GIVEN PROBLEM :: The exercise asks for every line of the data to be reproduced exactly.

Part of a data file:
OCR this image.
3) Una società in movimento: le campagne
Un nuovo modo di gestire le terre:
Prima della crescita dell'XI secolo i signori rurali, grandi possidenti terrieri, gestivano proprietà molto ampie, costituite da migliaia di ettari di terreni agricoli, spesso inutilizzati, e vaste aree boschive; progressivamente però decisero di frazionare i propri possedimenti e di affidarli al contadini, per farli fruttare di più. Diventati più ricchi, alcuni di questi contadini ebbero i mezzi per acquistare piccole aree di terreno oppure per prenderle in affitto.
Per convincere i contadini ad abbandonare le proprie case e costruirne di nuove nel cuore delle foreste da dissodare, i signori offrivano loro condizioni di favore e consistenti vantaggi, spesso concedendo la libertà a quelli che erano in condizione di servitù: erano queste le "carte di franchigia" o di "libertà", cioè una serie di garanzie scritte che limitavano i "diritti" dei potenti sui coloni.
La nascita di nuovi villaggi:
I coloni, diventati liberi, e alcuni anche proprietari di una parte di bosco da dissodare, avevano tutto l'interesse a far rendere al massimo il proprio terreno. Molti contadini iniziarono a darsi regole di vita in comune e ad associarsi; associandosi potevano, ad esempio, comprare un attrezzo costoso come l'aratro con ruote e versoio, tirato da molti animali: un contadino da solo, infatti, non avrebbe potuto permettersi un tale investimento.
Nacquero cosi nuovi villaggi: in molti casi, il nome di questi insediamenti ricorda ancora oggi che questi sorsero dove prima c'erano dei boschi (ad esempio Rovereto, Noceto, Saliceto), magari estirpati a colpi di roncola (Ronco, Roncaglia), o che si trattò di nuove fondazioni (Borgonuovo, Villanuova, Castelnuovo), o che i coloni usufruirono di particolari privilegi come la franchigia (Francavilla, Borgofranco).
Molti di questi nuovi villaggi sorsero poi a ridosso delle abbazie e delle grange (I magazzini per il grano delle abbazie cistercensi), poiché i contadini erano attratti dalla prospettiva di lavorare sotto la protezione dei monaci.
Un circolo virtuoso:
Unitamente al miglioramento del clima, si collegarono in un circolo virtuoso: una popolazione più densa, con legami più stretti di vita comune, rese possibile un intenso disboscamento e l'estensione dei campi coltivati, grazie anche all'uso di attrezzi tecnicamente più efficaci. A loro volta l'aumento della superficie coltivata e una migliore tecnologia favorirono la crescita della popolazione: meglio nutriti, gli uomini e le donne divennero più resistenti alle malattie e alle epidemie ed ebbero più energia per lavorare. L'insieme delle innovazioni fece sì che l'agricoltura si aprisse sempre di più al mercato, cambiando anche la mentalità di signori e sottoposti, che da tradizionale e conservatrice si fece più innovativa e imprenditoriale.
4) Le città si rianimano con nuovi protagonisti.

PROBLEM SOLUTION ::
OCR this image.
3) Una società in movimento: le campagne
Un nuovo modo di gestire le terre:
Prima della crescita dell'XI secolo i signori rurali, grandi possidenti terrieri, gestivano proprietà molto ampie, costituite da migliaia di ettari di terreni agricoli, spesso inutilizzati, e vaste aree boschive; progressivamente però decisero di frazionare i propri possedimenti e di affidarli al contadini, per farli fruttare di più. Diventati più ricchi, alcuni di questi contadini ebbero i mezzi per acquistare piccole aree di terreno oppure per prenderle in affitto.
Per convincere i contadini ad abbandonare le proprie case e costruirne di nuove nel cuore delle foreste da dissodare, i signori offrivano loro condizioni di favore e consistenti vantaggi, spesso concedendo la libertà a quelli che erano in condizione di servitù: erano queste le "carte di franchigia" o di "libertà", cioè una serie di garanzie scritte che limitavano i "diritti" dei potenti sui coloni.
La nascita di nuovi villaggi:
I coloni, diventati liberi, e alcuni anche proprietari di una parte di bosco da dissodare, avevano tutto l'interesse a far rendere al massimo il proprio terreno. Molti contadini iniziarono a darsi regole di vita in comune e ad associarsi; associandosi potevano, ad esempio, comprare un attrezzo costoso come l'aratro con ruote e versoio, tirato da molti animali: un contadino da solo, infatti, non avrebbe potuto permettersi un tale investimento.
Nacquero cosi nuovi villaggi: in molti casi, il nome di questi insediamenti ricorda ancora oggi che questi sorsero dove prima c'erano dei boschi (ad esempio Rovereto, Noceto, Saliceto), magari estirpati a colpi di roncola (Ronco, Roncaglia), o che si trattò di nuove fondazioni (Borgonuovo, Villanuova, Castelnuovo), o che i coloni usufruirono di particolari privilegi come la franchigia (Francavilla, Borgofranco).
Molti di questi nuovi villaggi sorsero poi a ridosso delle abbazie e delle grange (I magazzini per il grano delle abbazie cistercensi), poiché i contadini erano attratti dalla prospettiva di lavorare sotto la protezione dei monaci.
Un circolo virtuoso:
Unitamente al miglioramento del clima, si collegarono in un circolo virtuoso: una popolazione più densa, con legami più stretti di vita comune, rese possibile un intenso disboscamento e l'estensione dei campi coltivati, grazie anche all'uso di attrezzi tecnicamente più efficaci. A loro volta l'aumento della superficie coltivata e una migliore tecnologia favorirono la crescita della popolazione: meglio nutriti, gli uomini e le donne divennero più resistenti alle malattie e alle epidemie ed ebbero più energia per lavorare. L'insieme delle innovazioni fece sì che l'agricoltura si aprisse sempre di più al mercato, cambiando anche la mentalità di signori e sottoposti, che da tradizionale e conservatrice si fece più innovativa e imprenditoriale.
4) Le città si rianimano con nuovi protagonisti.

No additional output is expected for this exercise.